**Work instructions:** Tally the lines holding the word "Output" and state the count by itself.
--- start Input ---
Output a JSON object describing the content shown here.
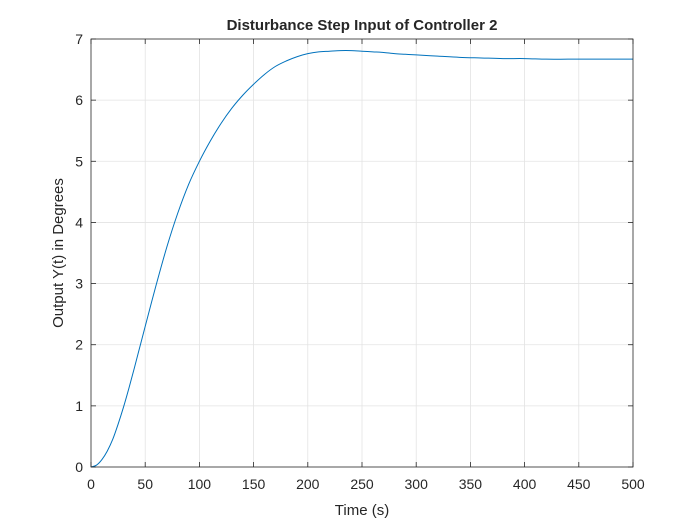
{
  "chart_data": {
    "type": "line",
    "title": "Disturbance Step Input of Controller 2",
    "xlabel": "Time (s)",
    "ylabel": "Output Y(t) in Degrees",
    "xlim": [
      0,
      500
    ],
    "ylim": [
      0,
      7
    ],
    "xticks": [
      0,
      50,
      100,
      150,
      200,
      250,
      300,
      350,
      400,
      450,
      500
    ],
    "yticks": [
      0,
      1,
      2,
      3,
      4,
      5,
      6,
      7
    ],
    "grid": true,
    "series_color": "#0072BD",
    "series": [
      {
        "x": [
          0,
          5,
          10,
          15,
          20,
          25,
          30,
          35,
          40,
          45,
          50,
          60,
          70,
          80,
          90,
          100,
          110,
          120,
          130,
          140,
          150,
          160,
          170,
          180,
          190,
          200,
          210,
          220,
          230,
          240,
          250,
          260,
          270,
          280,
          290,
          300,
          320,
          340,
          360,
          380,
          400,
          420,
          440,
          460,
          480,
          500
        ],
        "y": [
          0,
          0.03,
          0.12,
          0.26,
          0.45,
          0.7,
          0.98,
          1.29,
          1.62,
          1.96,
          2.3,
          2.97,
          3.6,
          4.15,
          4.62,
          5.0,
          5.33,
          5.62,
          5.87,
          6.08,
          6.26,
          6.42,
          6.55,
          6.64,
          6.71,
          6.76,
          6.79,
          6.8,
          6.81,
          6.81,
          6.8,
          6.79,
          6.78,
          6.76,
          6.75,
          6.74,
          6.72,
          6.7,
          6.69,
          6.68,
          6.68,
          6.67,
          6.67,
          6.67,
          6.67,
          6.67
        ]
      }
    ]
  }
}
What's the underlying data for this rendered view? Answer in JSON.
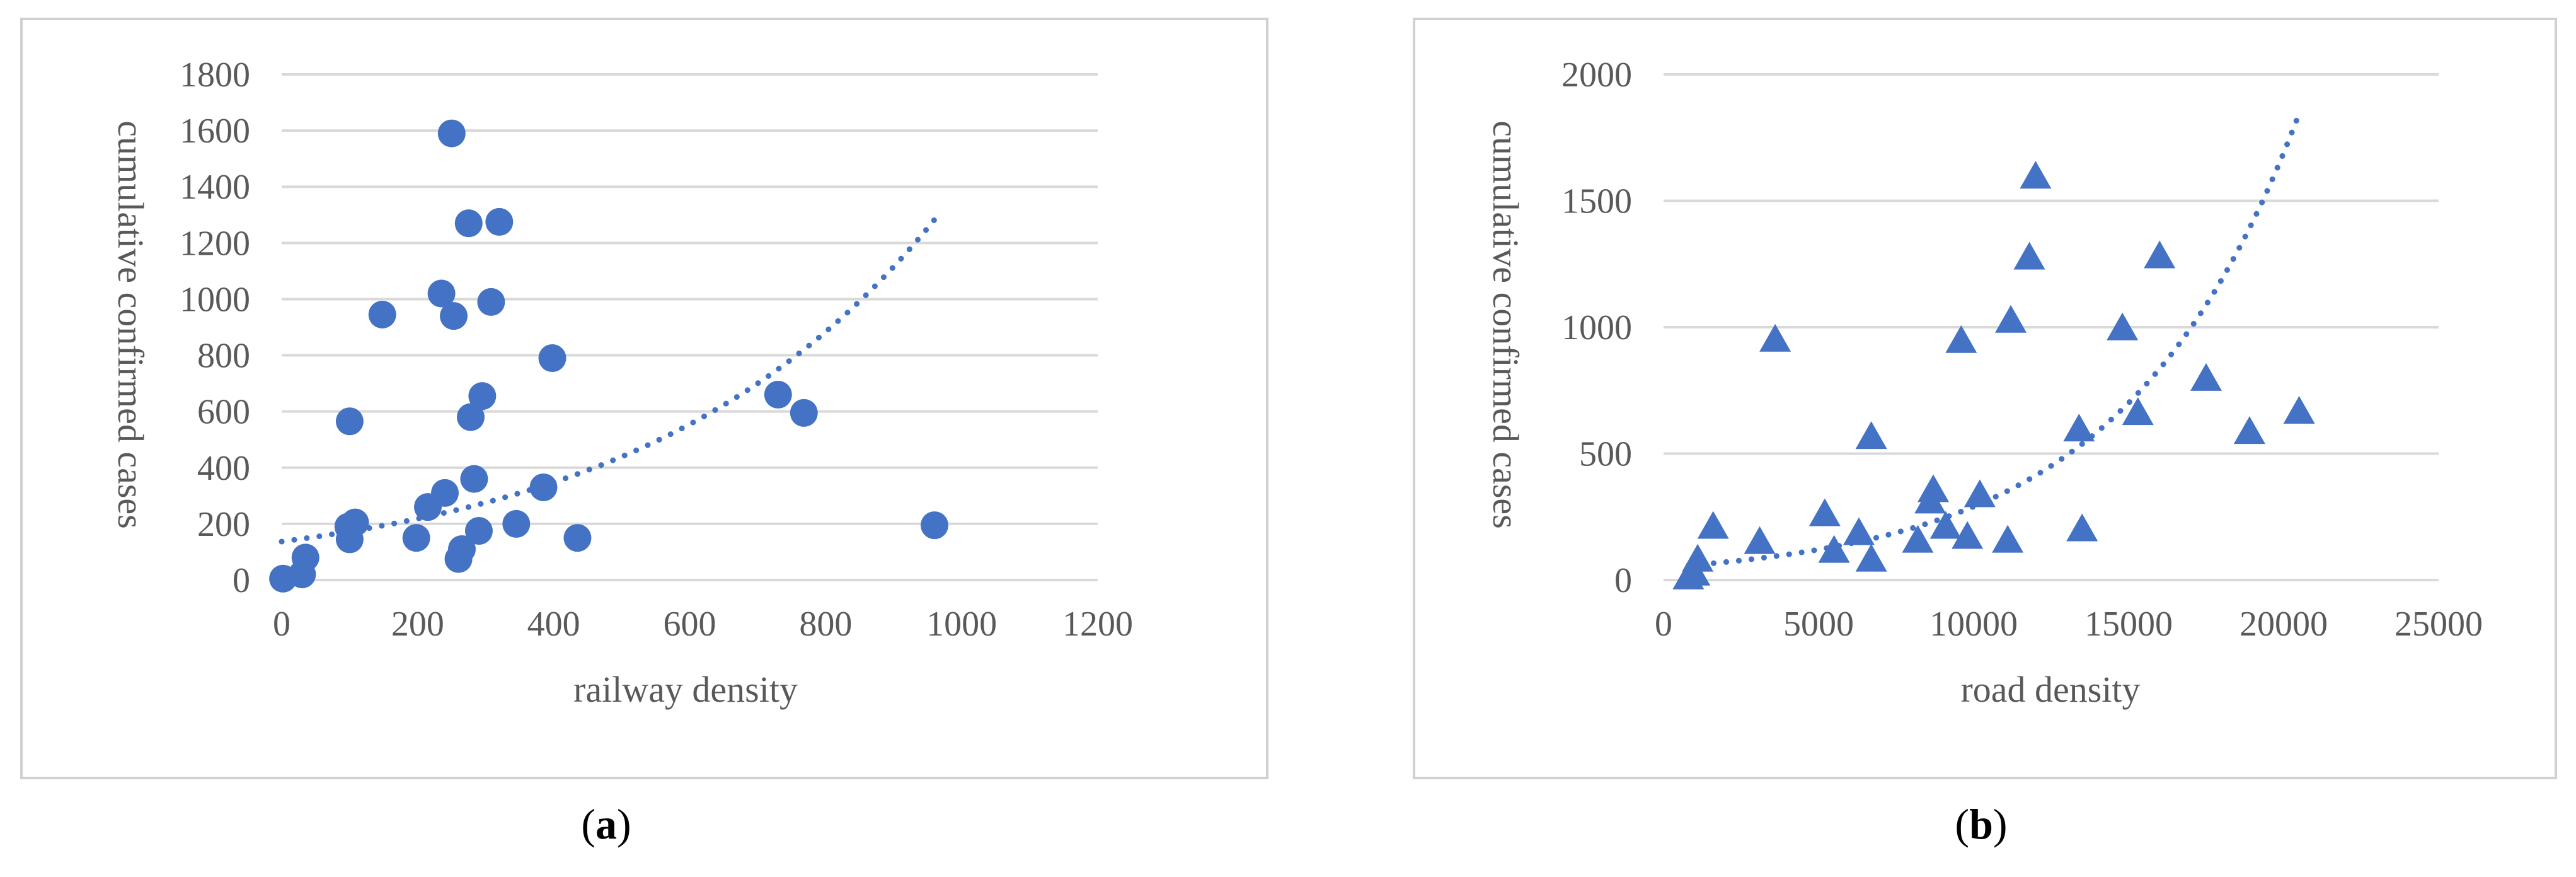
{
  "colors": {
    "marker": "#4472C4",
    "trend": "#4472C4",
    "grid": "#D9D9D9",
    "frame": "#D0D0D0",
    "text": "#595959"
  },
  "chart_data": [
    {
      "type": "scatter",
      "caption_letter": "a",
      "marker": "circle",
      "title": "",
      "xlabel": "railway density",
      "ylabel": "cumulative confirmed cases",
      "xlim": [
        0,
        1200
      ],
      "ylim": [
        0,
        1800
      ],
      "xticks": [
        0,
        200,
        400,
        600,
        800,
        1000,
        1200
      ],
      "yticks": [
        0,
        200,
        400,
        600,
        800,
        1000,
        1200,
        1400,
        1600,
        1800
      ],
      "grid": true,
      "trendline": {
        "type": "exponential",
        "a": 137,
        "b": 0.00233,
        "x_range": [
          0,
          960
        ]
      },
      "points": [
        [
          2,
          5
        ],
        [
          30,
          20
        ],
        [
          35,
          80
        ],
        [
          98,
          190
        ],
        [
          100,
          145
        ],
        [
          100,
          565
        ],
        [
          108,
          205
        ],
        [
          148,
          945
        ],
        [
          198,
          150
        ],
        [
          215,
          260
        ],
        [
          235,
          1020
        ],
        [
          240,
          310
        ],
        [
          250,
          1590
        ],
        [
          253,
          940
        ],
        [
          260,
          75
        ],
        [
          265,
          110
        ],
        [
          275,
          1270
        ],
        [
          278,
          580
        ],
        [
          283,
          360
        ],
        [
          290,
          175
        ],
        [
          295,
          655
        ],
        [
          308,
          990
        ],
        [
          320,
          1275
        ],
        [
          345,
          200
        ],
        [
          385,
          330
        ],
        [
          398,
          790
        ],
        [
          435,
          150
        ],
        [
          730,
          660
        ],
        [
          768,
          595
        ],
        [
          960,
          195
        ]
      ]
    },
    {
      "type": "scatter",
      "caption_letter": "b",
      "marker": "triangle",
      "title": "",
      "xlabel": "road density",
      "ylabel": "cumulative confirmed cases",
      "xlim": [
        0,
        25000
      ],
      "ylim": [
        0,
        2000
      ],
      "xticks": [
        0,
        5000,
        10000,
        15000,
        20000,
        25000
      ],
      "yticks": [
        0,
        500,
        1000,
        1500,
        2000
      ],
      "grid": true,
      "trendline": {
        "type": "exponential",
        "a": 50,
        "b": 0.000176,
        "x_range": [
          800,
          20500
        ]
      },
      "points": [
        [
          800,
          5
        ],
        [
          1000,
          20
        ],
        [
          1100,
          75
        ],
        [
          1600,
          205
        ],
        [
          3100,
          145
        ],
        [
          3600,
          945
        ],
        [
          5200,
          255
        ],
        [
          5500,
          110
        ],
        [
          6300,
          180
        ],
        [
          6700,
          75
        ],
        [
          6700,
          560
        ],
        [
          8200,
          150
        ],
        [
          8600,
          305
        ],
        [
          8700,
          350
        ],
        [
          9100,
          205
        ],
        [
          9600,
          940
        ],
        [
          9800,
          165
        ],
        [
          10200,
          330
        ],
        [
          11100,
          150
        ],
        [
          11200,
          1020
        ],
        [
          11800,
          1270
        ],
        [
          12000,
          1590
        ],
        [
          13400,
          590
        ],
        [
          13500,
          195
        ],
        [
          14800,
          990
        ],
        [
          15300,
          655
        ],
        [
          16000,
          1275
        ],
        [
          17500,
          790
        ],
        [
          18900,
          580
        ],
        [
          20500,
          660
        ]
      ]
    }
  ]
}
--- end Input ---
**Written reply:** 2